▶ [Short task] Search the records for "after". Copy every line where it appears.

▶ [Input data]
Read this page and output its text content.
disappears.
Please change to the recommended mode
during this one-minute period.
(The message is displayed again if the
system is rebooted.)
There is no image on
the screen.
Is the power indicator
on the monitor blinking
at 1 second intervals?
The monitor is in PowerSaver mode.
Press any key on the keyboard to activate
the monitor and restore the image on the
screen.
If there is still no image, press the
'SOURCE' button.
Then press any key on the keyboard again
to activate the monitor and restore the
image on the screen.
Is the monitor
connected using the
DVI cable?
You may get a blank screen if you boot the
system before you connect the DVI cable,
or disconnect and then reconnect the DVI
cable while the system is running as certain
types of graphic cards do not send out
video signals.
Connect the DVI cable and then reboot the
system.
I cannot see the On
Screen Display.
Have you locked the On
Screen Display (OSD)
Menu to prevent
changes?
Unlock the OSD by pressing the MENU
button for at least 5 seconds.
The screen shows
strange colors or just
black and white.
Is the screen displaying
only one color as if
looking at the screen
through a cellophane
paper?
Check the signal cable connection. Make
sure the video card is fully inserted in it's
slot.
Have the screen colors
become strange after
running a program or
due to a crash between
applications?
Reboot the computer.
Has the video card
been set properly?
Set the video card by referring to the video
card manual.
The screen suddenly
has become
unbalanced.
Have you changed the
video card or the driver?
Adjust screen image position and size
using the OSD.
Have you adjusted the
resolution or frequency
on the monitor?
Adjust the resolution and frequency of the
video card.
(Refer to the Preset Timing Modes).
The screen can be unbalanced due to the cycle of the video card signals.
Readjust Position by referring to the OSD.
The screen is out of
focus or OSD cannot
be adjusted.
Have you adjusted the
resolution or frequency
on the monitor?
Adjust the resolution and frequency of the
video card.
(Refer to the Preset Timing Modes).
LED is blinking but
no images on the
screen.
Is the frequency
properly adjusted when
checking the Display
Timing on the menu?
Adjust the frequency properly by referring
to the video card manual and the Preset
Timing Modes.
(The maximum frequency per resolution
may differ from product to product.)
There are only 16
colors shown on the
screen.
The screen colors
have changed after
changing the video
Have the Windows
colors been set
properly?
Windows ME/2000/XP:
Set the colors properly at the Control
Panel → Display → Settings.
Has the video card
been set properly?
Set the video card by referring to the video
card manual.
...
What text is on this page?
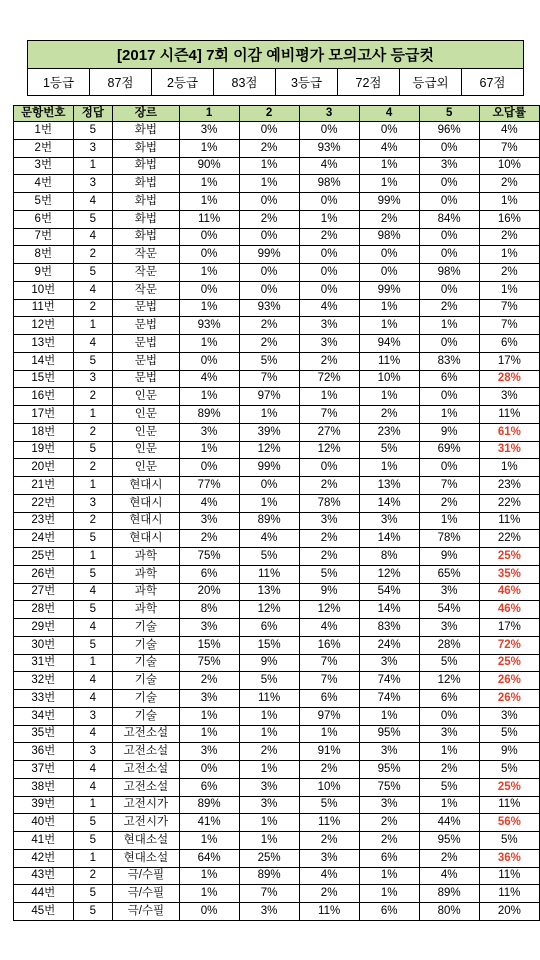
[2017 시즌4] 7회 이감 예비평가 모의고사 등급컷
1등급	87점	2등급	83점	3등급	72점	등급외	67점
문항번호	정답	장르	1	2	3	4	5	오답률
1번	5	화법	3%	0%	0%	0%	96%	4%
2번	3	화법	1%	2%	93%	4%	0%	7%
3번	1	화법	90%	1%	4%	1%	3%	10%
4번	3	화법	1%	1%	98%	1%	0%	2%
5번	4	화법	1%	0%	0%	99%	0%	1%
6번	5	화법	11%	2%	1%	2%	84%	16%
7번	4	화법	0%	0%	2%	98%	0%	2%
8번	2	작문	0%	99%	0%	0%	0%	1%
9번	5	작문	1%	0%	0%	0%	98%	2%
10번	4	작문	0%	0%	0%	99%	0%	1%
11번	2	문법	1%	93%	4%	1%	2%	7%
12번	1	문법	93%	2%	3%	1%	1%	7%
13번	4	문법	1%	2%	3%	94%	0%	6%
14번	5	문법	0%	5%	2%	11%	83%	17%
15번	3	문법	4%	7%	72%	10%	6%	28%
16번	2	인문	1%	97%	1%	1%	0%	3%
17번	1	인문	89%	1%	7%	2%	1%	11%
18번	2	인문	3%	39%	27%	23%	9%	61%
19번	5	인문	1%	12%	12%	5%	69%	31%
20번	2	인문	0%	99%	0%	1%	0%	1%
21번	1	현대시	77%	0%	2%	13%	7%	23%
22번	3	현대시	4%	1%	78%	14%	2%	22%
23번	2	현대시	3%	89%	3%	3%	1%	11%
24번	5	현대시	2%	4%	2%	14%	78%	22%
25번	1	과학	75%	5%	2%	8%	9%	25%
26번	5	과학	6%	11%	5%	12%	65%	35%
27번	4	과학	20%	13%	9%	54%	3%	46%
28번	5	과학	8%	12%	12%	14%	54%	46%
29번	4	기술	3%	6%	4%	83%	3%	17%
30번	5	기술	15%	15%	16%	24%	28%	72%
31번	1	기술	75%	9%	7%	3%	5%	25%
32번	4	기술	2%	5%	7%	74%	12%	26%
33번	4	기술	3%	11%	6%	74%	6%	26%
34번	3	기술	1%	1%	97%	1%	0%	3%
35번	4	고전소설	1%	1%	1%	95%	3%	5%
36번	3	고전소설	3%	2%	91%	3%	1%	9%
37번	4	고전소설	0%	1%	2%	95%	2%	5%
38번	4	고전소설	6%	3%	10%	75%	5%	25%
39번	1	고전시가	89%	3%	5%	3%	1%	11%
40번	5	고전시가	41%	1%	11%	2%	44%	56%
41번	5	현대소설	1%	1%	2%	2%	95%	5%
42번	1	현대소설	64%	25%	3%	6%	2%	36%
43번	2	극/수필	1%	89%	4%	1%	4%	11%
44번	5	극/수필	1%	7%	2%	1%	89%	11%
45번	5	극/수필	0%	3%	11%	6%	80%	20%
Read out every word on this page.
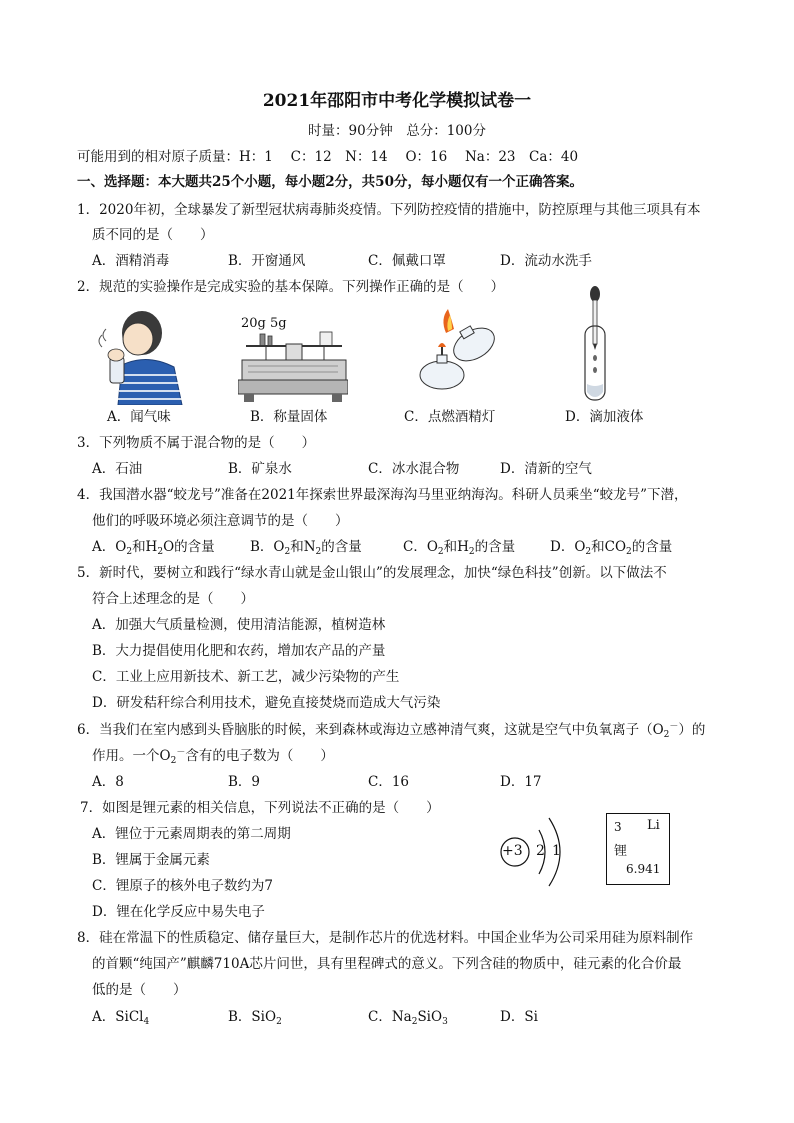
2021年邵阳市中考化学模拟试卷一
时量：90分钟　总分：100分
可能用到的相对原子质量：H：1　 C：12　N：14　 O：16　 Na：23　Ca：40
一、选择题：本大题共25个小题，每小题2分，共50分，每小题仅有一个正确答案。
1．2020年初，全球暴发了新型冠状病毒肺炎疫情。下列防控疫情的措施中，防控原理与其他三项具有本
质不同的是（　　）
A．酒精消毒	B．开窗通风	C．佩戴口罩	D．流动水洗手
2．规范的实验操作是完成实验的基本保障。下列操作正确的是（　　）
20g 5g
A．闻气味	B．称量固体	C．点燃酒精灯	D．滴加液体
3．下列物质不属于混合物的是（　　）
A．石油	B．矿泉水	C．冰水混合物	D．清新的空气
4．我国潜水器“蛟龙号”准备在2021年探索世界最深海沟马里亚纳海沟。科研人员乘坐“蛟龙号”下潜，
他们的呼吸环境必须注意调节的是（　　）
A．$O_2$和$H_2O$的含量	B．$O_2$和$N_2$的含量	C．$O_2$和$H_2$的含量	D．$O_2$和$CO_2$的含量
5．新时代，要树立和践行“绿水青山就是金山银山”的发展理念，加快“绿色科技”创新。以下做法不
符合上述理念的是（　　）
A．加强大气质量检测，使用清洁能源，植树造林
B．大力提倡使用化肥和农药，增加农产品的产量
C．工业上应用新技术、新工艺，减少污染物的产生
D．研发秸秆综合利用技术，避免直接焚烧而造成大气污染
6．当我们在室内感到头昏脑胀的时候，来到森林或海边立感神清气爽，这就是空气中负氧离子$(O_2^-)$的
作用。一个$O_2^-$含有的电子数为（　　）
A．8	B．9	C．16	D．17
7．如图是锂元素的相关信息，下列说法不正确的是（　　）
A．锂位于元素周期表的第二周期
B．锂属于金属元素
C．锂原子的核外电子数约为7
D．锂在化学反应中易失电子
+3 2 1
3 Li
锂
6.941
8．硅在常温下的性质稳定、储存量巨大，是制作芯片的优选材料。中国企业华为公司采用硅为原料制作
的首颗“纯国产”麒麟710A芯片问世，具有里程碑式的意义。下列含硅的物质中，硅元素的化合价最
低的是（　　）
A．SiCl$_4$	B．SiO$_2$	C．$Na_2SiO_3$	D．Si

▶ [Result of this task]
become strange after
have changed after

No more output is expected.